Could you copy every line from the material below in which "What" appears?

[Saved entries]
--------
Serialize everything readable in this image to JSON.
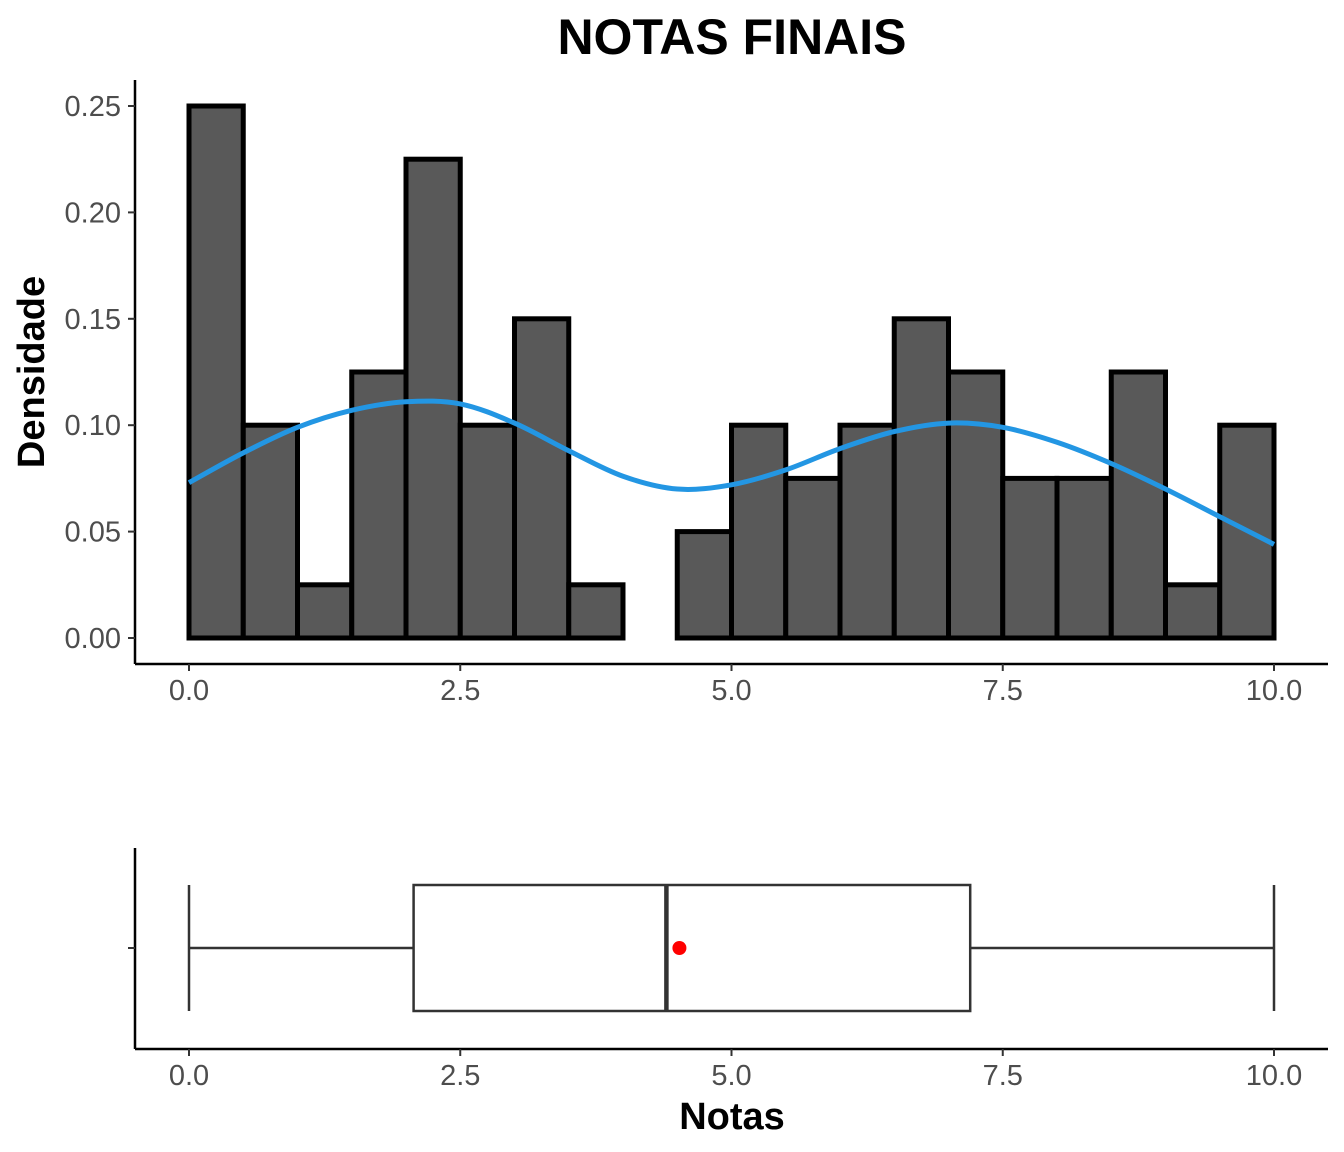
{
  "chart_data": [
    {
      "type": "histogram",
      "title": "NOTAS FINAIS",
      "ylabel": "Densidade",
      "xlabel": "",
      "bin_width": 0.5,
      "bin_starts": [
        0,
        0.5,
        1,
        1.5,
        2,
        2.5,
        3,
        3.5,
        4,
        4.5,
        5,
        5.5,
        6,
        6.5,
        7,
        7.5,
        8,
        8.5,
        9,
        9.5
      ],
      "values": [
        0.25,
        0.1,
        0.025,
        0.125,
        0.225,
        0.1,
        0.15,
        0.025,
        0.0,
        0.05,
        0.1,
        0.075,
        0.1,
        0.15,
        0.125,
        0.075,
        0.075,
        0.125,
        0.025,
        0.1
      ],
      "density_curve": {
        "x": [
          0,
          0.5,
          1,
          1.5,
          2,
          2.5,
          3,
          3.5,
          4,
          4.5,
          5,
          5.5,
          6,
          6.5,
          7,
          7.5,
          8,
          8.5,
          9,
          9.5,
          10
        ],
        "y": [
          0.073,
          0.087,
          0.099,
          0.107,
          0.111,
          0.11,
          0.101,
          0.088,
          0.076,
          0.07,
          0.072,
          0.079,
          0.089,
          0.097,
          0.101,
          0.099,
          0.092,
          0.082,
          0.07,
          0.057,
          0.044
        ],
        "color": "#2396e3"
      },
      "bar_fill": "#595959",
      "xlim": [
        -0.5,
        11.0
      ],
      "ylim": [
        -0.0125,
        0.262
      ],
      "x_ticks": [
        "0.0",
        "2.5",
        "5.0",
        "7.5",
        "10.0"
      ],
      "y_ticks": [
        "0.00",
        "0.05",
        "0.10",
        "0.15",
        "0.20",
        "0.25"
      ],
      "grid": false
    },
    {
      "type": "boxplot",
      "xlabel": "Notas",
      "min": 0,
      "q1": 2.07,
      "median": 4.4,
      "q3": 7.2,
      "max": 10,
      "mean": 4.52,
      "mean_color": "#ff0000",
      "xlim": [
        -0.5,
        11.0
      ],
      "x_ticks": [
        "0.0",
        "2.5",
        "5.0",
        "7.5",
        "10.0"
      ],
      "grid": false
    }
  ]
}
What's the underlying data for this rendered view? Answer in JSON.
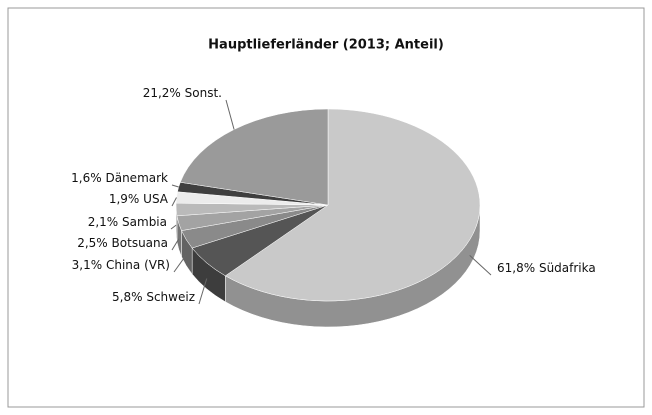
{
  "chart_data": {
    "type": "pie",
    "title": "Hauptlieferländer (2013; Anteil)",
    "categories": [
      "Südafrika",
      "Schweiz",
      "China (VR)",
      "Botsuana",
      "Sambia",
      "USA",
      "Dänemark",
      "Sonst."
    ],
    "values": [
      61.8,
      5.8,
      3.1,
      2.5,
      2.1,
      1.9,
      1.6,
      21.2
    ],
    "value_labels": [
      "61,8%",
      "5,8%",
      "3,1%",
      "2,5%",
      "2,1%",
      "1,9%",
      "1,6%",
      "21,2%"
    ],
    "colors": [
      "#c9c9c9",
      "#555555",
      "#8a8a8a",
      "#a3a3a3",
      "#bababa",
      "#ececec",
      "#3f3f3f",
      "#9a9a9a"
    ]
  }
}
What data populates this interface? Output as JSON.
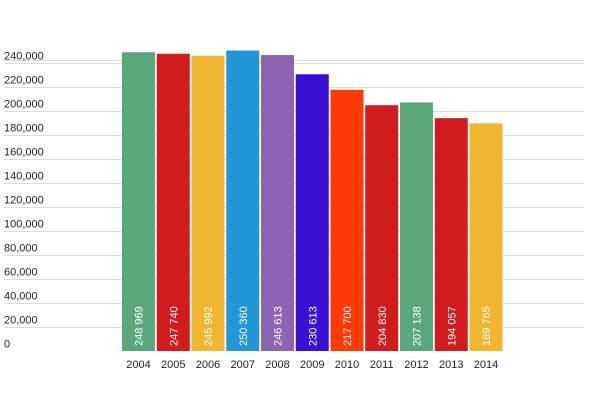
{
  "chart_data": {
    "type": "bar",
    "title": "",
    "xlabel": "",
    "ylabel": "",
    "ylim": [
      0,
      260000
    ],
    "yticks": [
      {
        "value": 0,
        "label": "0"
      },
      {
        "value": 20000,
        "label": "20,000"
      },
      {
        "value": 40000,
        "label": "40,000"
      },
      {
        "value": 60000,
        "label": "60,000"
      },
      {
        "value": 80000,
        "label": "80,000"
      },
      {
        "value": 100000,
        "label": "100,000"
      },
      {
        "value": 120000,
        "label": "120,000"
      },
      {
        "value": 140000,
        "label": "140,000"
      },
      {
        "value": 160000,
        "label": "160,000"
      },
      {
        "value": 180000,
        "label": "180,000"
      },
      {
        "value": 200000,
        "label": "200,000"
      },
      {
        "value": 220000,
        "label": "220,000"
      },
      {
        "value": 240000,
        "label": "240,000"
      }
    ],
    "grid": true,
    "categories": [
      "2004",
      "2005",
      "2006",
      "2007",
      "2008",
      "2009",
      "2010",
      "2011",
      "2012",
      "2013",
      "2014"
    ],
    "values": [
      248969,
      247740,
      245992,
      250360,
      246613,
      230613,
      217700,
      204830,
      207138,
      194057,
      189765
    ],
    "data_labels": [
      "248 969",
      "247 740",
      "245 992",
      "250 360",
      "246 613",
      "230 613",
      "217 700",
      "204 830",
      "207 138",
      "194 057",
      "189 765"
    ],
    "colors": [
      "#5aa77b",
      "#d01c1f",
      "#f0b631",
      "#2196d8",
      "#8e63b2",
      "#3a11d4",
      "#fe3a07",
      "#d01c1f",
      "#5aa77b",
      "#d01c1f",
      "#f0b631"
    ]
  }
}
--------
EXERCISE SOLUTION →
What's the underlying data for this rendered view? Answer in JSON.
What data populates this interface? Output as JSON.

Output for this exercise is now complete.